● **Written instruction**
For each line of the data below that holds "color", copy the line.
— Begin Records for processing —
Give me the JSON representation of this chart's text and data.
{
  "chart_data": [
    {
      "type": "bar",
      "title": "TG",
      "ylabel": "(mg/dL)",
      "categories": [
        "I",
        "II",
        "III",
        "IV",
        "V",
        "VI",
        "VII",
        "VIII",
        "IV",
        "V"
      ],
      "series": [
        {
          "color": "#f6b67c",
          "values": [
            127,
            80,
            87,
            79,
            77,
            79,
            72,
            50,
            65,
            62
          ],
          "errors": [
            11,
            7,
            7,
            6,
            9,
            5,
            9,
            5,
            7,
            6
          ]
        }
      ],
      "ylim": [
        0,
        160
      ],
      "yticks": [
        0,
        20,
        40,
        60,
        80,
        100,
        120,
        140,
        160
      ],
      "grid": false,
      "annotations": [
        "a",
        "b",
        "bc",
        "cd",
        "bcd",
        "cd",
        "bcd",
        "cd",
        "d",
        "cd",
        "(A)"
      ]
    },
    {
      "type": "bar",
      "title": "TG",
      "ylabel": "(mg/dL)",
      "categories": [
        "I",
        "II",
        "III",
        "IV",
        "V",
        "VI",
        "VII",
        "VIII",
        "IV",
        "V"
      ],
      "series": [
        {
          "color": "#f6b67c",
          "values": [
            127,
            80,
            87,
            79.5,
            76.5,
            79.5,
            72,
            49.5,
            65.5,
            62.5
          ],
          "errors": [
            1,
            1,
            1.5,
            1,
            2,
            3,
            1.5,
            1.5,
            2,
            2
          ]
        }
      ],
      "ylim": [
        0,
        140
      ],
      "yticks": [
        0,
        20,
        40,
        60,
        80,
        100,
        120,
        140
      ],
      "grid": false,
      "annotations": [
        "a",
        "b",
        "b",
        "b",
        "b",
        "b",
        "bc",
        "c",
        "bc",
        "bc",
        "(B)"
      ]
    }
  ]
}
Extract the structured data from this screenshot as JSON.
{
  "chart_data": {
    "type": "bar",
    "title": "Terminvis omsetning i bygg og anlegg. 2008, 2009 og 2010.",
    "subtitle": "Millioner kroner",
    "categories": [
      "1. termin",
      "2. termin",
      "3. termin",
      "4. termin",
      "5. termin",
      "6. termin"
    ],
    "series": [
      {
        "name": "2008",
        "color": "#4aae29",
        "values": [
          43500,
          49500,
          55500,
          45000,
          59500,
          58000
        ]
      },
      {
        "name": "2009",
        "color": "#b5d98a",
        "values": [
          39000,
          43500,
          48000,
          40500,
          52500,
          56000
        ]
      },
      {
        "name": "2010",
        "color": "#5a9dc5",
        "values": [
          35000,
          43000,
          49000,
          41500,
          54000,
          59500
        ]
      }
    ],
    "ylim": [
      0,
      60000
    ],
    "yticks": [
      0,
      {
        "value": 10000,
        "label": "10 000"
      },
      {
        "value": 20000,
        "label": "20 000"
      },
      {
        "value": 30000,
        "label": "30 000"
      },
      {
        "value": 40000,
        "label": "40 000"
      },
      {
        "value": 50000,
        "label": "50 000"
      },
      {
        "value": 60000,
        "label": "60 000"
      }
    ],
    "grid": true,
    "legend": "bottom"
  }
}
— End Records for processing —
● **The answer**
          "color": "#f6b67c",
          "color": "#f6b67c",
        "color": "#4aae29",
        "color": "#b5d98a",
        "color": "#5a9dc5",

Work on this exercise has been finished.